- What this task involves -
Extract, from the records beneath this instruction, each line that contains the word "selected".

============

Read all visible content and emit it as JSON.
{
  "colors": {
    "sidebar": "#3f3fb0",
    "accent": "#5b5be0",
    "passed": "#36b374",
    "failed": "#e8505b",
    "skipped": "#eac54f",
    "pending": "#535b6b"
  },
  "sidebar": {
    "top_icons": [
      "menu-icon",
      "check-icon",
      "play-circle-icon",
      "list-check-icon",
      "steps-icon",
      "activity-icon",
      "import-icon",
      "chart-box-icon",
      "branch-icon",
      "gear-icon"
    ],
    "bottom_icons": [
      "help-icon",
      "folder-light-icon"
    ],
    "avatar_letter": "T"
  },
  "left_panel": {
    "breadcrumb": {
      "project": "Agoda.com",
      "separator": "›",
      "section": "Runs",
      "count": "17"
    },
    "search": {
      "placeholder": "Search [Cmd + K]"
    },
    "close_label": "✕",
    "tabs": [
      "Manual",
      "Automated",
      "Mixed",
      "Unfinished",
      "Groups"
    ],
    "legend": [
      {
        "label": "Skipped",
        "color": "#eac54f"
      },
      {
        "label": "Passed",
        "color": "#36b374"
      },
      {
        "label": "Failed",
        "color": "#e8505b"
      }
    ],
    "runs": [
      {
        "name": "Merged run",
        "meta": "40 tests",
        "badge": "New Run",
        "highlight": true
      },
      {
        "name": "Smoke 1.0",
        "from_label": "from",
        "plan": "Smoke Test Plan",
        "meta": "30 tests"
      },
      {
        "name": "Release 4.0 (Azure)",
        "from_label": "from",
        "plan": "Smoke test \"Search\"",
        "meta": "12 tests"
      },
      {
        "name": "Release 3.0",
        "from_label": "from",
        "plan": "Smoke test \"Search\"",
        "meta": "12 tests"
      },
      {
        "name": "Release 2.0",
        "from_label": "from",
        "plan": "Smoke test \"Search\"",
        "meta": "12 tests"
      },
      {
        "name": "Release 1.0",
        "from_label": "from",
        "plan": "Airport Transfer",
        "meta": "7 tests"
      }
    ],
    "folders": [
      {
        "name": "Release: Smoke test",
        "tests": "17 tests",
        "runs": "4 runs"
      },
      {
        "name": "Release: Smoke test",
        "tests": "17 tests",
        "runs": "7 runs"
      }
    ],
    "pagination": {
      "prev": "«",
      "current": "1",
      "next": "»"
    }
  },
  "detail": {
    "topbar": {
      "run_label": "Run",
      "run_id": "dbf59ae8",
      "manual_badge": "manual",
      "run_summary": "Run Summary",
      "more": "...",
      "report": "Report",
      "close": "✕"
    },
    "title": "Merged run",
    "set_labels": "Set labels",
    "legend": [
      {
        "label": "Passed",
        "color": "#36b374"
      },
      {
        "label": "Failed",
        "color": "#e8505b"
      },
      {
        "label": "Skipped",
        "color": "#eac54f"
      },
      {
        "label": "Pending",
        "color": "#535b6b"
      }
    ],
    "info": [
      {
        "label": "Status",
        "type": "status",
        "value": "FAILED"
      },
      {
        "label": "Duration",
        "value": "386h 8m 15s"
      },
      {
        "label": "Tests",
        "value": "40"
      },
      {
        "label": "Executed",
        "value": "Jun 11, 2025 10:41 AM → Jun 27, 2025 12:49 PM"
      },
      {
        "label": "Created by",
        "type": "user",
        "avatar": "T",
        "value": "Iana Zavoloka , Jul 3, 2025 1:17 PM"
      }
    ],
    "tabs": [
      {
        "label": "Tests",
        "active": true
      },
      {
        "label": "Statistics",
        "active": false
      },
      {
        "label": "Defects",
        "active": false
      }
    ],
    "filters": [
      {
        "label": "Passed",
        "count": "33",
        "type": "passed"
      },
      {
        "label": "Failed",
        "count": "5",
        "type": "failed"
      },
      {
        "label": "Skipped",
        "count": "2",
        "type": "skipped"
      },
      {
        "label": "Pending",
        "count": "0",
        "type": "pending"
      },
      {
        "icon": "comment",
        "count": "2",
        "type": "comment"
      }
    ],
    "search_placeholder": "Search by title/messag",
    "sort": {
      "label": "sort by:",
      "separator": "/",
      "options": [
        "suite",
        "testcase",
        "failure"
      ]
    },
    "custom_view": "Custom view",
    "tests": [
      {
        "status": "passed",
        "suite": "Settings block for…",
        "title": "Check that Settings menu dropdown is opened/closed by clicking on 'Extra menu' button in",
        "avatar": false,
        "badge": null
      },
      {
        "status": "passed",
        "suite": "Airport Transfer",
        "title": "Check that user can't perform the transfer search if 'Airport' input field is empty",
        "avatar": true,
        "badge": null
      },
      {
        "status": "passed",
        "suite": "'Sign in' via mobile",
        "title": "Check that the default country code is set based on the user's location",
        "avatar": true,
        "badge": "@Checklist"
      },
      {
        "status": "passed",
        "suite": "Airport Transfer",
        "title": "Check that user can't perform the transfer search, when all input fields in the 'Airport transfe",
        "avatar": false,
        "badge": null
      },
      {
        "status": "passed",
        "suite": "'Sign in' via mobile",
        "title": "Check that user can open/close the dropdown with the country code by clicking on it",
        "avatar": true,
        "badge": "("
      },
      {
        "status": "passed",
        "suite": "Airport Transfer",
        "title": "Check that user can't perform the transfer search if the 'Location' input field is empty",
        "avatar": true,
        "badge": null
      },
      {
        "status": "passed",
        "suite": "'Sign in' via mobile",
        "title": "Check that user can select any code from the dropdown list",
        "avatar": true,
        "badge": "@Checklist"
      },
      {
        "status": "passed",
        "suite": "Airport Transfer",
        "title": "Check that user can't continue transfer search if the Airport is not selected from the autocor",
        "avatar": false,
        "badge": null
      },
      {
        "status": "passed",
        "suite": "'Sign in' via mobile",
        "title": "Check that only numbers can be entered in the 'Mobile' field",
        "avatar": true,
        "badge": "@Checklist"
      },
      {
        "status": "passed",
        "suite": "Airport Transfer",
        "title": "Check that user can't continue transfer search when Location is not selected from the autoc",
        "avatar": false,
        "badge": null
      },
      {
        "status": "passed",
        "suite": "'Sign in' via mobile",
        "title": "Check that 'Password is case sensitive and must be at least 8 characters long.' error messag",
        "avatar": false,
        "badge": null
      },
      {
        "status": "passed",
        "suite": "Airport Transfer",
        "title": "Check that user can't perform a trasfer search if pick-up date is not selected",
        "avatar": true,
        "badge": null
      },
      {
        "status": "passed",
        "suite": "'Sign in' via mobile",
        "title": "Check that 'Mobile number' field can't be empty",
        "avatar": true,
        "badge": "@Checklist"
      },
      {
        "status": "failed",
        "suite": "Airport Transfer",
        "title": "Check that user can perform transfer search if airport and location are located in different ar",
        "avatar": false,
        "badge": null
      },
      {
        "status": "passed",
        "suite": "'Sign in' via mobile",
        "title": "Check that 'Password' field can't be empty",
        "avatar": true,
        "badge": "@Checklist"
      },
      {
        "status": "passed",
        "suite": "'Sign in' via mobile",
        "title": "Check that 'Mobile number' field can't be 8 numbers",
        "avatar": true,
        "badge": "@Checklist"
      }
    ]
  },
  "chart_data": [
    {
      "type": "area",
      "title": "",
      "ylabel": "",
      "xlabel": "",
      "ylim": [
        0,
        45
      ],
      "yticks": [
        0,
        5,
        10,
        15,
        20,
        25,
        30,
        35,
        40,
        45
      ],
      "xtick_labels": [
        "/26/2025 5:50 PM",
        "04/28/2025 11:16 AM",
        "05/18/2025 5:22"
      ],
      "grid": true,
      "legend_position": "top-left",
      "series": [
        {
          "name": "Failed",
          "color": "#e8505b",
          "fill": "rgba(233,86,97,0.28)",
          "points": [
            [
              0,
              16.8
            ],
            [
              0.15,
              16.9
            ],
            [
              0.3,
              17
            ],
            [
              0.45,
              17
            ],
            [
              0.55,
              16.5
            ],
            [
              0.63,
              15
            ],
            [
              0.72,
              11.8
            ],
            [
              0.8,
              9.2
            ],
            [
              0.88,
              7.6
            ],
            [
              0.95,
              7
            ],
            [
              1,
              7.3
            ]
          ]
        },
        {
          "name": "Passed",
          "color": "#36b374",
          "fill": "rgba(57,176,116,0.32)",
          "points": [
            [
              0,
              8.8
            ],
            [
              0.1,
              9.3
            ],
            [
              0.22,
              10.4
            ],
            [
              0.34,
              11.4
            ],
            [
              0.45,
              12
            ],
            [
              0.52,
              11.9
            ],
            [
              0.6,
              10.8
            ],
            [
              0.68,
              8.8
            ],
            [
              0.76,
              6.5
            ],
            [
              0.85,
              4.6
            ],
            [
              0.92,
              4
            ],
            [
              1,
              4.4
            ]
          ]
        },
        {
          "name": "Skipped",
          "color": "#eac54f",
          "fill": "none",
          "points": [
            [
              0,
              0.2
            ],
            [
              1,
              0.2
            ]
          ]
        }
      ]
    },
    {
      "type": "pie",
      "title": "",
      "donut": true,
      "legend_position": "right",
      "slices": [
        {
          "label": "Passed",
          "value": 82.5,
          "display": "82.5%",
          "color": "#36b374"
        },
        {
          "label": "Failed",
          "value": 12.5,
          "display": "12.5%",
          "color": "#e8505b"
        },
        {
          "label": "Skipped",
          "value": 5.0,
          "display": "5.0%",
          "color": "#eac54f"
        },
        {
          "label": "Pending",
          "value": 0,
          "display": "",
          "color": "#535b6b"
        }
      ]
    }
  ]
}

============

- In response -
        "title": "Check that user can't continue transfer search if the Airport is not selected from the autocor",
        "title": "Check that user can't continue transfer search when Location is not selected from the autoc",
        "title": "Check that user can't perform a trasfer search if pick-up date is not selected",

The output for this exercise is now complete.